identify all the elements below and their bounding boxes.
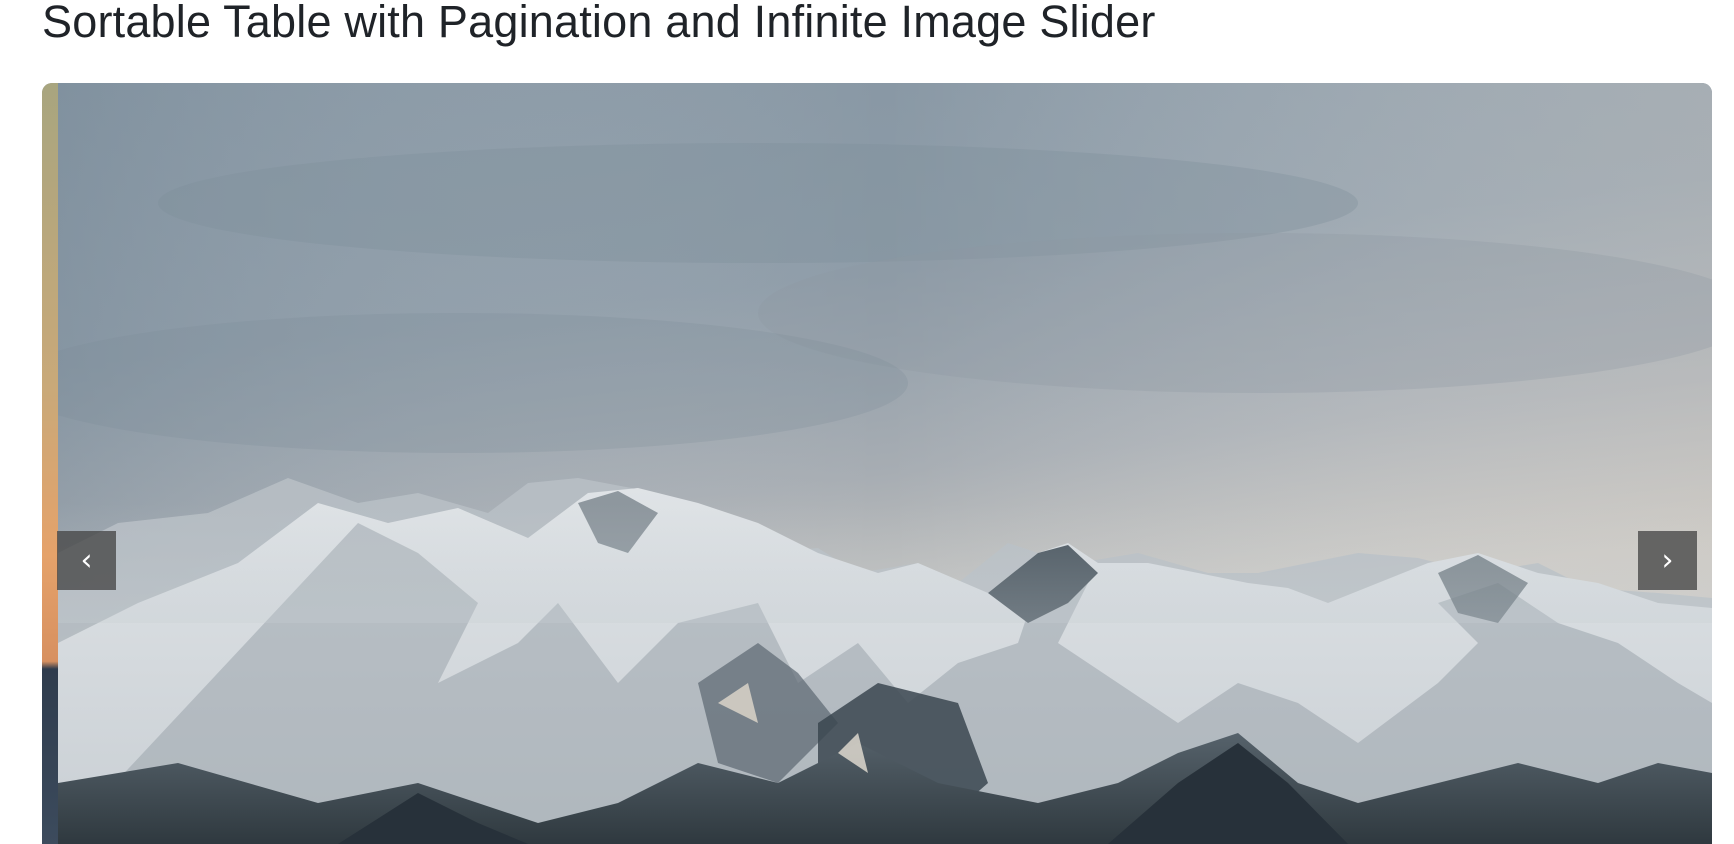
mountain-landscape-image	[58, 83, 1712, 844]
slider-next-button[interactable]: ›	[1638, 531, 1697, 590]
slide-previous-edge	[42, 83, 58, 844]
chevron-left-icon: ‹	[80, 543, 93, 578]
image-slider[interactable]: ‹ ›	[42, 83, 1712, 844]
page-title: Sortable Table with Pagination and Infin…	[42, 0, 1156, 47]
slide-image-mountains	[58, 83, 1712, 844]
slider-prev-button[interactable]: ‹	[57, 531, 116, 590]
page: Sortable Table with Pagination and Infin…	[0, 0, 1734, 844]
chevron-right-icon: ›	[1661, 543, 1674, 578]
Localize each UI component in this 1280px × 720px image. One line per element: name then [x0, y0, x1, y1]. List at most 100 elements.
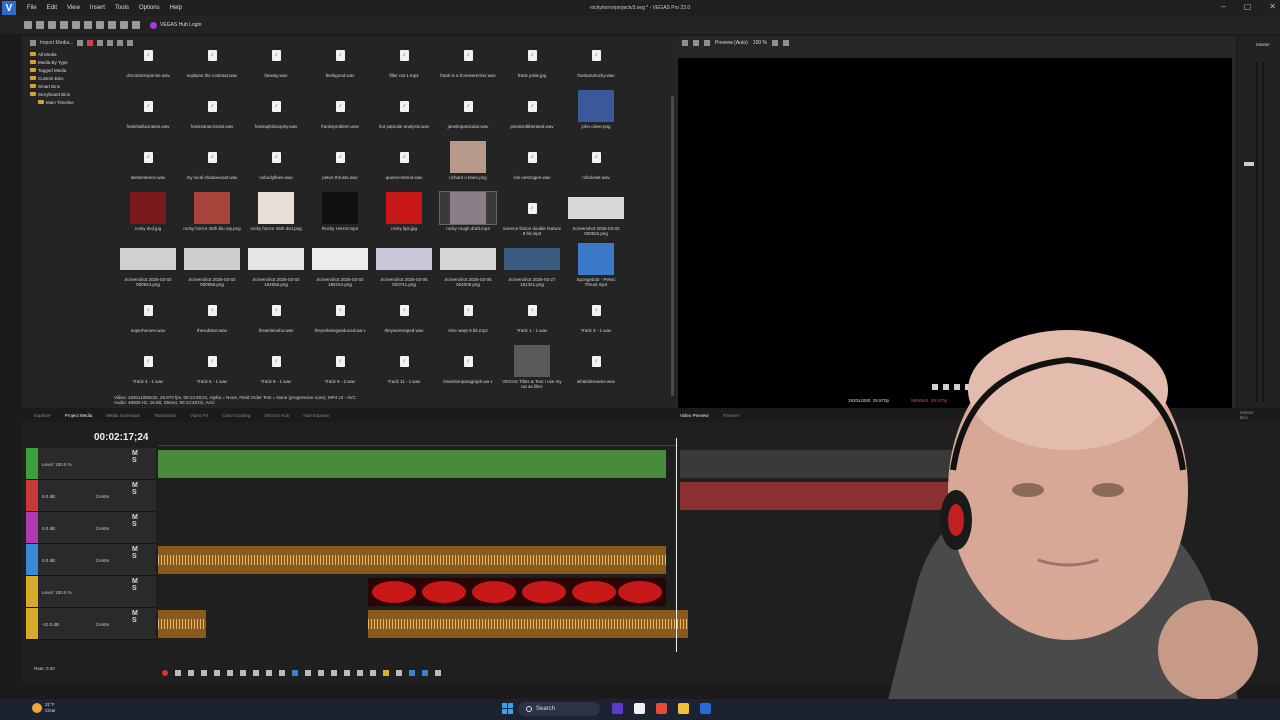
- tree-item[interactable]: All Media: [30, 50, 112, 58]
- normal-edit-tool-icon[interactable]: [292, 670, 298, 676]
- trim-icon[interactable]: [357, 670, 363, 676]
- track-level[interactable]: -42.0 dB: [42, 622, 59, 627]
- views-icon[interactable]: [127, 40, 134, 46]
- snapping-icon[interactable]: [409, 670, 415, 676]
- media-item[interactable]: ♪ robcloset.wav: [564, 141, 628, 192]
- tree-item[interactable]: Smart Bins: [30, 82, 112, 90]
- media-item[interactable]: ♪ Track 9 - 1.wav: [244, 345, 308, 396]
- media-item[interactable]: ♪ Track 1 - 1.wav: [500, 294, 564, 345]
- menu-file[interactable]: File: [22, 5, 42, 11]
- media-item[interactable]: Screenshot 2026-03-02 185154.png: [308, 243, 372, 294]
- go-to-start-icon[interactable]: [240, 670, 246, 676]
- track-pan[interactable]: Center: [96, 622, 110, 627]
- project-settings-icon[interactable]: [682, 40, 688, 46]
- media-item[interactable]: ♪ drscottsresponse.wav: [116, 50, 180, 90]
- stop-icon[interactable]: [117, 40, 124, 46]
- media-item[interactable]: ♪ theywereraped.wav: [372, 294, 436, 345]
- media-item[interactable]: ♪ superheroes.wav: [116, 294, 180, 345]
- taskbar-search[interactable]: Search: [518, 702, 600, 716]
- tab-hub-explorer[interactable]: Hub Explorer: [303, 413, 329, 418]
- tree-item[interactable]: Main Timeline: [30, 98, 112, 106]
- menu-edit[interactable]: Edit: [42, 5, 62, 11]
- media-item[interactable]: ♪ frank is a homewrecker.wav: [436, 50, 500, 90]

- - - -

Reproduce the lines above character for character, from the line containing "- tree-item[interactable]: All" through the final line of the rows, including both of those lines.

- tree-item[interactable]: All Media: [30, 50, 112, 58]
- normal-edit-tool-icon[interactable]: [292, 670, 298, 676]
- trim-icon[interactable]: [357, 670, 363, 676]
- track-level[interactable]: -42.0 dB: [42, 622, 59, 627]
- views-icon[interactable]: [127, 40, 134, 46]
- snapping-icon[interactable]: [409, 670, 415, 676]
- media-item[interactable]: ♪ robcloset.wav: [564, 141, 628, 192]
- tree-item[interactable]: Smart Bins: [30, 82, 112, 90]
- media-item[interactable]: ♪ Track 9 - 1.wav: [244, 345, 308, 396]
- media-item[interactable]: ♪ Track 1 - 1.wav: [500, 294, 564, 345]
- menu-file[interactable]: File: [22, 5, 42, 11]
- media-item[interactable]: Screenshot 2026-03-02 185154.png: [308, 243, 372, 294]
- go-to-start-icon[interactable]: [240, 670, 246, 676]
- track-pan[interactable]: Center: [96, 622, 110, 627]
- project-settings-icon[interactable]: [682, 40, 688, 46]
- media-item[interactable]: ♪ drscottsresponse.wav: [116, 50, 180, 90]
- stop-icon[interactable]: [117, 40, 124, 46]
- media-item[interactable]: ♪ theywereraped.wav: [372, 294, 436, 345]
- media-item[interactable]: ♪ superheroes.wav: [116, 294, 180, 345]
- taskbar-search[interactable]: Search: [518, 702, 600, 716]
- tab-hub-explorer[interactable]: Hub Explorer: [303, 413, 329, 418]
- tree-item[interactable]: Main Timeline: [30, 98, 112, 106]
- menu-edit[interactable]: Edit: [42, 5, 62, 11]
- media-item[interactable]: ♪ frank is a homewrecker.wav: [436, 50, 500, 90]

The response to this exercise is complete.